[Figure content listings]
____________
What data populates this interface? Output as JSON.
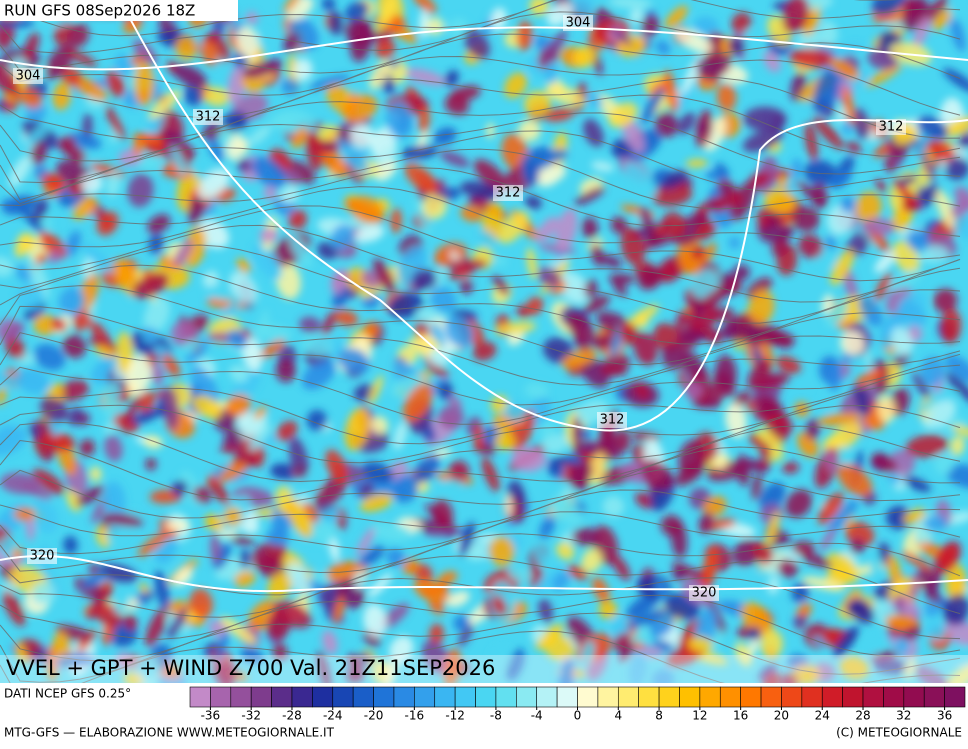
{
  "header": {
    "run": "RUN GFS 08Sep2026 18Z"
  },
  "map": {
    "contour_labels": [
      "304",
      "304",
      "312",
      "312",
      "312",
      "312",
      "320",
      "320"
    ]
  },
  "footer": {
    "title": "VVEL + GPT + WIND Z700 Val. 21Z11SEP2026",
    "source": "DATI NCEP GFS 0.25°",
    "credit_left": "MTG-GFS — ELABORAZIONE WWW.METEOGIORNALE.IT",
    "credit_right": "(C) METEOGIORNALE"
  },
  "colorbar": {
    "range": [
      -38,
      38
    ],
    "ticks": [
      -36,
      -32,
      -28,
      -24,
      -20,
      -16,
      -12,
      -8,
      -4,
      0,
      4,
      8,
      12,
      16,
      20,
      24,
      28,
      32,
      36
    ],
    "colors": [
      "#c38ac8",
      "#a764ad",
      "#94509c",
      "#7e3c8d",
      "#5b2d8a",
      "#3a2891",
      "#1e2fa0",
      "#1846b4",
      "#1a5ec8",
      "#1f74d8",
      "#2a8ae4",
      "#33a0ec",
      "#3ab6f2",
      "#42c8f4",
      "#4ad6f2",
      "#62e0f0",
      "#8aeaf2",
      "#b4f2f6",
      "#dcfaf8",
      "#fffbd0",
      "#fff4a0",
      "#ffec70",
      "#ffe040",
      "#ffd21c",
      "#ffc000",
      "#ffa800",
      "#ff9000",
      "#ff7800",
      "#f86010",
      "#ee4818",
      "#e03020",
      "#d01c28",
      "#c0142e",
      "#b01040",
      "#a00c48",
      "#920c50",
      "#8a1058",
      "#7e1060"
    ]
  }
}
____________
§ **Task to carry out**:
Every record above should be written out again without change, except that the pictures are left out.

§ **The answer**:
What data populates this interface? Output as JSON.
{
  "header": {
    "run": "RUN GFS 08Sep2026 18Z"
  },
  "map": {
    "contour_labels": [
      "304",
      "304",
      "312",
      "312",
      "312",
      "312",
      "320",
      "320"
    ]
  },
  "footer": {
    "title": "VVEL + GPT + WIND Z700 Val. 21Z11SEP2026",
    "source": "DATI NCEP GFS 0.25°",
    "credit_left": "MTG-GFS — ELABORAZIONE WWW.METEOGIORNALE.IT",
    "credit_right": "(C) METEOGIORNALE"
  },
  "colorbar": {
    "range": [
      -38,
      38
    ],
    "ticks": [
      -36,
      -32,
      -28,
      -24,
      -20,
      -16,
      -12,
      -8,
      -4,
      0,
      4,
      8,
      12,
      16,
      20,
      24,
      28,
      32,
      36
    ],
    "colors": [
      "#c38ac8",
      "#a764ad",
      "#94509c",
      "#7e3c8d",
      "#5b2d8a",
      "#3a2891",
      "#1e2fa0",
      "#1846b4",
      "#1a5ec8",
      "#1f74d8",
      "#2a8ae4",
      "#33a0ec",
      "#3ab6f2",
      "#42c8f4",
      "#4ad6f2",
      "#62e0f0",
      "#8aeaf2",
      "#b4f2f6",
      "#dcfaf8",
      "#fffbd0",
      "#fff4a0",
      "#ffec70",
      "#ffe040",
      "#ffd21c",
      "#ffc000",
      "#ffa800",
      "#ff9000",
      "#ff7800",
      "#f86010",
      "#ee4818",
      "#e03020",
      "#d01c28",
      "#c0142e",
      "#b01040",
      "#a00c48",
      "#920c50",
      "#8a1058",
      "#7e1060"
    ]
  }
}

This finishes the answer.